## Your goal
A word-for-word transcription of the whole listing is required.

## Input records
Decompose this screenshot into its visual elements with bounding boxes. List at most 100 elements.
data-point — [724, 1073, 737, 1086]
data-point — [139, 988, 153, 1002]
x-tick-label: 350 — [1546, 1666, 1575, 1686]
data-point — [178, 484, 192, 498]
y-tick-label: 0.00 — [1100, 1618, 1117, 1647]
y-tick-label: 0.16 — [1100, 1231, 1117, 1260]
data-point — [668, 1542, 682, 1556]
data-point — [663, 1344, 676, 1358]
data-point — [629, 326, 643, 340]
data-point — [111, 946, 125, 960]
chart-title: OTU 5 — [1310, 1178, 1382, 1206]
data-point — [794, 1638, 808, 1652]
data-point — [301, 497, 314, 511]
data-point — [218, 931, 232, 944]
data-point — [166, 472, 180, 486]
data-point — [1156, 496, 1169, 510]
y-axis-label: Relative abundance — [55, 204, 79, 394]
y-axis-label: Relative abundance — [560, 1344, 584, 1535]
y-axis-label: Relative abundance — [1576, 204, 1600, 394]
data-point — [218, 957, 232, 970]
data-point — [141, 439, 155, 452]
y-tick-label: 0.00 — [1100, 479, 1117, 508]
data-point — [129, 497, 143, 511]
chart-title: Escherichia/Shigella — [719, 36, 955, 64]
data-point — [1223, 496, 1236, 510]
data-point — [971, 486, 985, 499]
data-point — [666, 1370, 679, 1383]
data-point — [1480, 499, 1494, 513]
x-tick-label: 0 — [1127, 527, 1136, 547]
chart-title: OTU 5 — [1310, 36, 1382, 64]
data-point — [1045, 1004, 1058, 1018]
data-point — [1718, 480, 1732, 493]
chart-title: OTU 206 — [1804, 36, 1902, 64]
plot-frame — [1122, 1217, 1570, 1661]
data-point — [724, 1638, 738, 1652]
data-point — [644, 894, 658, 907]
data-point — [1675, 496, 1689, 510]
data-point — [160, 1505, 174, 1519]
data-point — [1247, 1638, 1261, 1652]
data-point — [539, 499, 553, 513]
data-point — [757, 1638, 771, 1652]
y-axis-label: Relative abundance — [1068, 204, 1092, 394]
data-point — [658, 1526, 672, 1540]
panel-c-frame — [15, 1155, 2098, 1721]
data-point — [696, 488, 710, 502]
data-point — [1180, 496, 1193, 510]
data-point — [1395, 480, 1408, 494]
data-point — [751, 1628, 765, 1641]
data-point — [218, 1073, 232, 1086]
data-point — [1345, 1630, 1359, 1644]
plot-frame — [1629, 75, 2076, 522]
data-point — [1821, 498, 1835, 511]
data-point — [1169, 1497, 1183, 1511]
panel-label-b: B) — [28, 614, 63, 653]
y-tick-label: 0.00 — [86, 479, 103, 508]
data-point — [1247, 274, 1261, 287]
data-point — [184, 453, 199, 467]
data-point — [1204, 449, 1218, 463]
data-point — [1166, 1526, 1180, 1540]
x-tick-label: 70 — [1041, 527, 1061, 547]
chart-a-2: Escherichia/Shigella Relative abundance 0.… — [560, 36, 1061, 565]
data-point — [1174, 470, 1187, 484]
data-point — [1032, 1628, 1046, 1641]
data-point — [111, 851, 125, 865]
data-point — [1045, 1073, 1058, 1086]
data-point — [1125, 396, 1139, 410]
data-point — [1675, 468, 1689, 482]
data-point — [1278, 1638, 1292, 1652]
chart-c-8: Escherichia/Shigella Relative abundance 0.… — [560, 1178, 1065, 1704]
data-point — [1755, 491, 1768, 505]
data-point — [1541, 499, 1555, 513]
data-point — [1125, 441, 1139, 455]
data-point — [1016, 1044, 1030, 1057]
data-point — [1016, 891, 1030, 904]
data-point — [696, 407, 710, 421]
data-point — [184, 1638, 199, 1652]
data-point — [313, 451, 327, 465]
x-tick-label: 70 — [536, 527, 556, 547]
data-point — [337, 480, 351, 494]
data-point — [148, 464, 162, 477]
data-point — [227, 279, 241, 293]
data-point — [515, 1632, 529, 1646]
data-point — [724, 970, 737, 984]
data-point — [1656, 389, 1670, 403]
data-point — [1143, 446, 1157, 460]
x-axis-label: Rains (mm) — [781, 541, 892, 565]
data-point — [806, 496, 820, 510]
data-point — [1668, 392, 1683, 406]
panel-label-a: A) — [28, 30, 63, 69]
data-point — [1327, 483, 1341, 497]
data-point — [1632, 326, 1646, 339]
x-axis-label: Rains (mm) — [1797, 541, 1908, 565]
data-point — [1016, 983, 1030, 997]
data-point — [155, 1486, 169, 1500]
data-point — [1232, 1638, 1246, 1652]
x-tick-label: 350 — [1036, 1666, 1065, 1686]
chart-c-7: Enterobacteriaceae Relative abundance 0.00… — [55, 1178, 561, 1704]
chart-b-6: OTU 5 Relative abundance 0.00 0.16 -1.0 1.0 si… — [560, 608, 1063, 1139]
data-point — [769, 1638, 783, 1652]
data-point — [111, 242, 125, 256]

## Result for this exercise
Decompose this screenshot into its visual elements with bounding boxes. List at most 100 elements.
data-point — [724, 1073, 737, 1086]
data-point — [139, 988, 153, 1002]
x-tick-label: 350 — [1546, 1666, 1575, 1686]
data-point — [178, 484, 192, 498]
y-tick-label: 0.00 — [1100, 1618, 1117, 1647]
y-tick-label: 0.16 — [1100, 1231, 1117, 1260]
data-point — [668, 1542, 682, 1556]
data-point — [663, 1344, 676, 1358]
data-point — [629, 326, 643, 340]
data-point — [111, 946, 125, 960]
chart-title: OTU 5 — [1310, 1178, 1382, 1206]
data-point — [794, 1638, 808, 1652]
data-point — [301, 497, 314, 511]
data-point — [218, 931, 232, 944]
data-point — [166, 472, 180, 486]
data-point — [1156, 496, 1169, 510]
y-axis-label: Relative abundance — [55, 204, 79, 394]
y-axis-label: Relative abundance — [560, 1344, 584, 1535]
y-axis-label: Relative abundance — [1576, 204, 1600, 394]
data-point — [218, 957, 232, 970]
data-point — [141, 439, 155, 452]
y-tick-label: 0.00 — [1100, 479, 1117, 508]
data-point — [129, 497, 143, 511]
chart-title: Escherichia/Shigella — [719, 36, 955, 64]
data-point — [1223, 496, 1236, 510]
data-point — [971, 486, 985, 499]
data-point — [666, 1370, 679, 1383]
data-point — [1480, 499, 1494, 513]
x-tick-label: 0 — [1127, 527, 1136, 547]
chart-title: OTU 5 — [1310, 36, 1382, 64]
data-point — [1045, 1004, 1058, 1018]
data-point — [1718, 480, 1732, 493]
chart-title: OTU 206 — [1804, 36, 1902, 64]
plot-frame — [1122, 1217, 1570, 1661]
data-point — [724, 1638, 738, 1652]
data-point — [644, 894, 658, 907]
data-point — [1675, 496, 1689, 510]
data-point — [160, 1505, 174, 1519]
data-point — [1247, 1638, 1261, 1652]
data-point — [539, 499, 553, 513]
data-point — [757, 1638, 771, 1652]
y-axis-label: Relative abundance — [1068, 204, 1092, 394]
data-point — [658, 1526, 672, 1540]
panel-c-frame — [15, 1155, 2098, 1721]
data-point — [696, 488, 710, 502]
data-point — [1180, 496, 1193, 510]
data-point — [1395, 480, 1408, 494]
data-point — [751, 1628, 765, 1641]
data-point — [218, 1073, 232, 1086]
data-point — [1345, 1630, 1359, 1644]
plot-frame — [1629, 75, 2076, 522]
data-point — [1821, 498, 1835, 511]
data-point — [1169, 1497, 1183, 1511]
panel-label-b: B) — [28, 614, 63, 653]
y-tick-label: 0.00 — [86, 479, 103, 508]
data-point — [1247, 274, 1261, 287]
data-point — [184, 453, 199, 467]
data-point — [1204, 449, 1218, 463]
data-point — [1166, 1526, 1180, 1540]
x-tick-label: 70 — [1041, 527, 1061, 547]
chart-a-2: Escherichia/Shigella Relative abundance 0.… — [560, 36, 1061, 565]
data-point — [1174, 470, 1187, 484]
data-point — [1032, 1628, 1046, 1641]
data-point — [111, 851, 125, 865]
data-point — [1045, 1073, 1058, 1086]
data-point — [1125, 396, 1139, 410]
data-point — [1675, 468, 1689, 482]
data-point — [1278, 1638, 1292, 1652]
chart-c-8: Escherichia/Shigella Relative abundance 0.… — [560, 1178, 1065, 1704]
data-point — [1755, 491, 1768, 505]
data-point — [1541, 499, 1555, 513]
data-point — [1125, 441, 1139, 455]
data-point — [1016, 1044, 1030, 1057]
data-point — [1016, 891, 1030, 904]
data-point — [696, 407, 710, 421]
data-point — [184, 1638, 199, 1652]
data-point — [313, 451, 327, 465]
x-tick-label: 70 — [536, 527, 556, 547]
data-point — [337, 480, 351, 494]
data-point — [148, 464, 162, 477]
data-point — [227, 279, 241, 293]
data-point — [515, 1632, 529, 1646]
data-point — [724, 970, 737, 984]
data-point — [1656, 389, 1670, 403]
data-point — [1143, 446, 1157, 460]
x-axis-label: Rains (mm) — [781, 541, 892, 565]
data-point — [806, 496, 820, 510]
data-point — [1668, 392, 1683, 406]
panel-label-a: A) — [28, 30, 63, 69]
data-point — [1327, 483, 1341, 497]
data-point — [1632, 326, 1646, 339]
x-axis-label: Rains (mm) — [1797, 541, 1908, 565]
data-point — [1016, 983, 1030, 997]
data-point — [155, 1486, 169, 1500]
data-point — [1232, 1638, 1246, 1652]
x-tick-label: 350 — [1036, 1666, 1065, 1686]
chart-c-7: Enterobacteriaceae Relative abundance 0.00… — [55, 1178, 561, 1704]
chart-b-6: OTU 5 Relative abundance 0.00 0.16 -1.0 1.0 si… — [560, 608, 1063, 1139]
data-point — [769, 1638, 783, 1652]
data-point — [111, 242, 125, 256]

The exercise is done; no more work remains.